▸ **WHAT THE TASK REQUIRES**: Show every line where "amplitude" occurs.

::::

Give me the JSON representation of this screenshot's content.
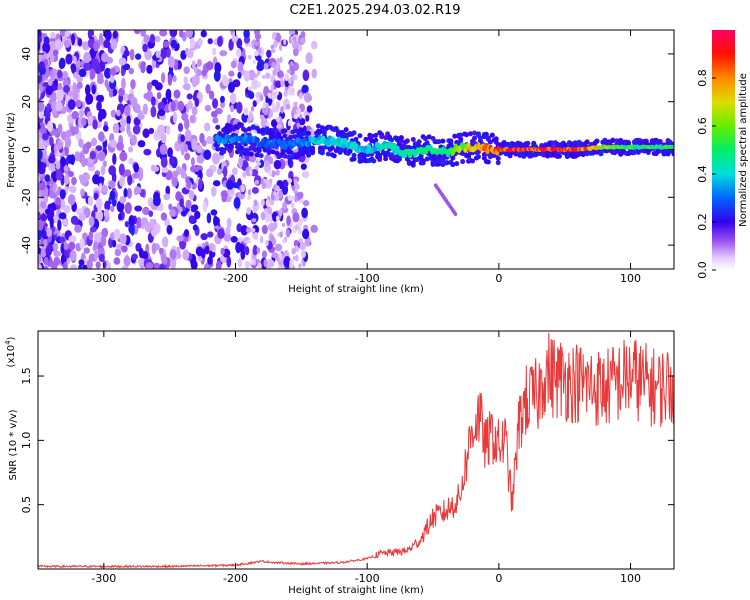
{
  "title": "C2E1.2025.294.03.02.R19",
  "chart_data": [
    {
      "type": "heatmap",
      "xlabel": "Height of straight line (km)",
      "ylabel": "Frequency (Hz)",
      "xlim": [
        -350,
        133
      ],
      "ylim": [
        -50,
        50
      ],
      "xticks": [
        "-300",
        "-200",
        "-100",
        "0",
        "100"
      ],
      "xtick_values": [
        -300,
        -200,
        -100,
        0,
        100
      ],
      "yticks": [
        "-40",
        "-20",
        "0",
        "20",
        "40"
      ],
      "ytick_values": [
        -40,
        -20,
        0,
        20,
        40
      ],
      "colorbar": {
        "label": "Normalized spectral amplitude",
        "range": [
          0,
          1
        ],
        "ticks": [
          "0.0",
          "0.2",
          "0.4",
          "0.6",
          "0.8"
        ],
        "tick_values": [
          0,
          0.2,
          0.4,
          0.6,
          0.8
        ]
      },
      "ridge": {
        "x": [
          -215,
          -200,
          -180,
          -160,
          -140,
          -120,
          -100,
          -85,
          -70,
          -55,
          -40,
          -25,
          -15,
          -5,
          10,
          30,
          60,
          80,
          100,
          133
        ],
        "y": [
          4,
          5,
          3,
          2,
          4,
          3,
          0,
          2,
          -2,
          0,
          -1,
          1,
          1,
          0,
          0,
          0,
          0,
          1,
          1,
          1
        ],
        "amplitude": [
          0.35,
          0.35,
          0.3,
          0.3,
          0.4,
          0.45,
          0.4,
          0.45,
          0.5,
          0.5,
          0.55,
          0.7,
          0.85,
          0.9,
          0.95,
          0.95,
          0.95,
          0.7,
          0.55,
          0.55
        ]
      }
    },
    {
      "type": "line",
      "xlabel": "Height of straight line (km)",
      "ylabel": "SNR (10 * v/v)",
      "scale_label": "(x10",
      "scale_exp": "4",
      "scale_close": ")",
      "xlim": [
        -350,
        133
      ],
      "ylim": [
        0,
        1.85
      ],
      "xticks": [
        "-300",
        "-200",
        "-100",
        "0",
        "100"
      ],
      "xtick_values": [
        -300,
        -200,
        -100,
        0,
        100
      ],
      "yticks": [
        "0.5",
        "1.0",
        "1.5"
      ],
      "ytick_values": [
        0.5,
        1.0,
        1.5
      ],
      "series": [
        {
          "color": "#e83a3a",
          "x": [
            -350,
            -300,
            -250,
            -200,
            -180,
            -170,
            -150,
            -120,
            -100,
            -90,
            -80,
            -70,
            -60,
            -50,
            -40,
            -30,
            -20,
            -15,
            -10,
            -5,
            0,
            5,
            10,
            15,
            20,
            30,
            35,
            40,
            60,
            80,
            100,
            120,
            133
          ],
          "y": [
            0.02,
            0.02,
            0.02,
            0.03,
            0.06,
            0.05,
            0.04,
            0.05,
            0.08,
            0.12,
            0.13,
            0.14,
            0.22,
            0.4,
            0.45,
            0.55,
            1.1,
            1.2,
            0.95,
            1.05,
            0.95,
            1.0,
            0.5,
            1.1,
            1.3,
            1.35,
            1.55,
            1.5,
            1.45,
            1.4,
            1.5,
            1.4,
            1.45
          ]
        }
      ]
    }
  ]
}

::::

▸ **RESULT OF THIS EXERCISE**:
        "label": "Normalized spectral amplitude",
        "amplitude": [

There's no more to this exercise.